Reproduce every line of the records below word for word, leaving out the pictures.
— BEGIN Exercise materials —
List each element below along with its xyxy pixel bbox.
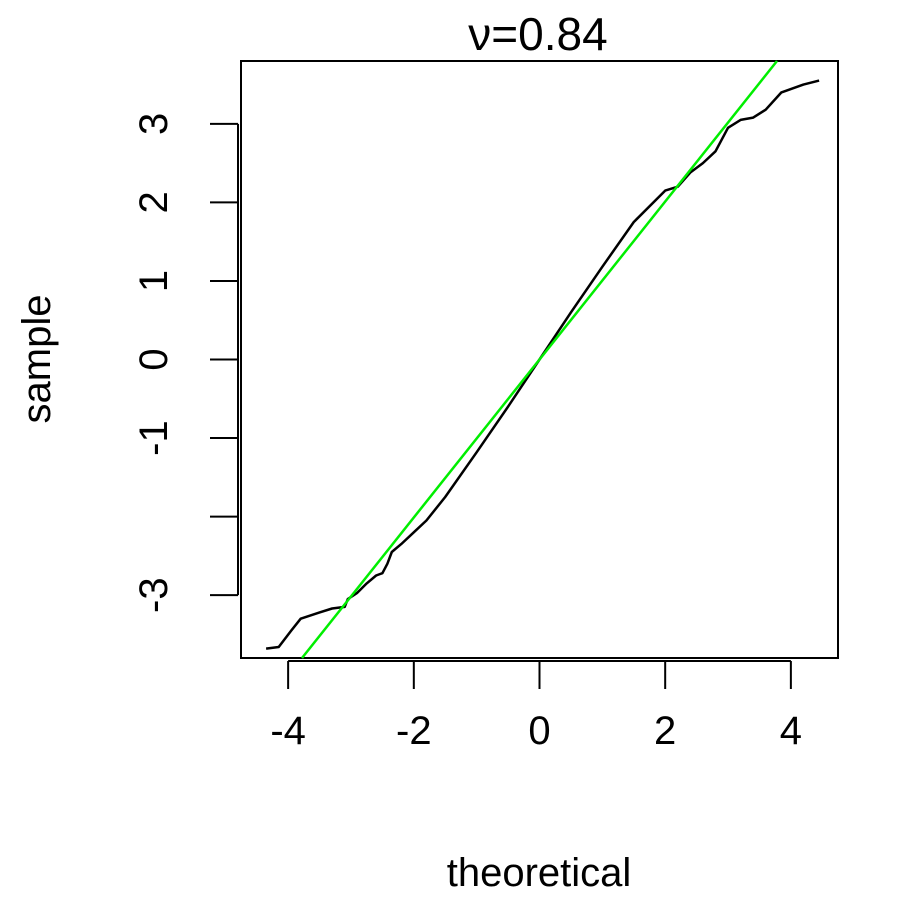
x-tick-label: 2 [654, 709, 676, 753]
x-tick-label: -2 [396, 709, 432, 753]
series-layer [265, 60, 820, 659]
y-tick-label: -3 [132, 577, 176, 613]
y-tick-label: 2 [132, 191, 176, 213]
x-tick-label: 0 [528, 709, 550, 753]
y-tick-label: 1 [132, 270, 176, 292]
chart-title: ν=0.84 [468, 8, 607, 60]
x-tick-label: -4 [270, 709, 306, 753]
x-axis-label: theoretical [447, 851, 632, 895]
x-axis: -4 -2 0 2 4 [270, 660, 802, 753]
y-tick-label: 0 [132, 348, 176, 370]
y-axis: -3 -1 0 1 2 3 [132, 113, 239, 613]
sample-quantile-line [265, 79, 820, 650]
y-tick-label: 3 [132, 113, 176, 135]
x-tick-label: 4 [780, 709, 802, 753]
plot-frame [240, 60, 839, 659]
reference-line [301, 60, 778, 659]
y-tick-label: -1 [132, 420, 176, 456]
y-axis-label: sample [15, 295, 59, 424]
— END Exercise materials —
--- The reply ---
List each element below along with its xyxy pixel bbox.
x-tick-label: 2 [654, 709, 676, 753]
x-tick-label: -2 [396, 709, 432, 753]
series-layer [265, 60, 820, 659]
y-tick-label: -3 [132, 577, 176, 613]
y-tick-label: 2 [132, 191, 176, 213]
x-tick-label: 0 [528, 709, 550, 753]
y-tick-label: 1 [132, 270, 176, 292]
chart-title: ν=0.84 [468, 8, 607, 60]
x-tick-label: -4 [270, 709, 306, 753]
x-axis-label: theoretical [447, 851, 632, 895]
x-axis: -4 -2 0 2 4 [270, 660, 802, 753]
y-tick-label: 0 [132, 348, 176, 370]
y-axis: -3 -1 0 1 2 3 [132, 113, 239, 613]
sample-quantile-line [265, 79, 820, 650]
y-tick-label: 3 [132, 113, 176, 135]
x-tick-label: 4 [780, 709, 802, 753]
plot-frame [240, 60, 839, 659]
reference-line [301, 60, 778, 659]
y-tick-label: -1 [132, 420, 176, 456]
y-axis-label: sample [15, 295, 59, 424]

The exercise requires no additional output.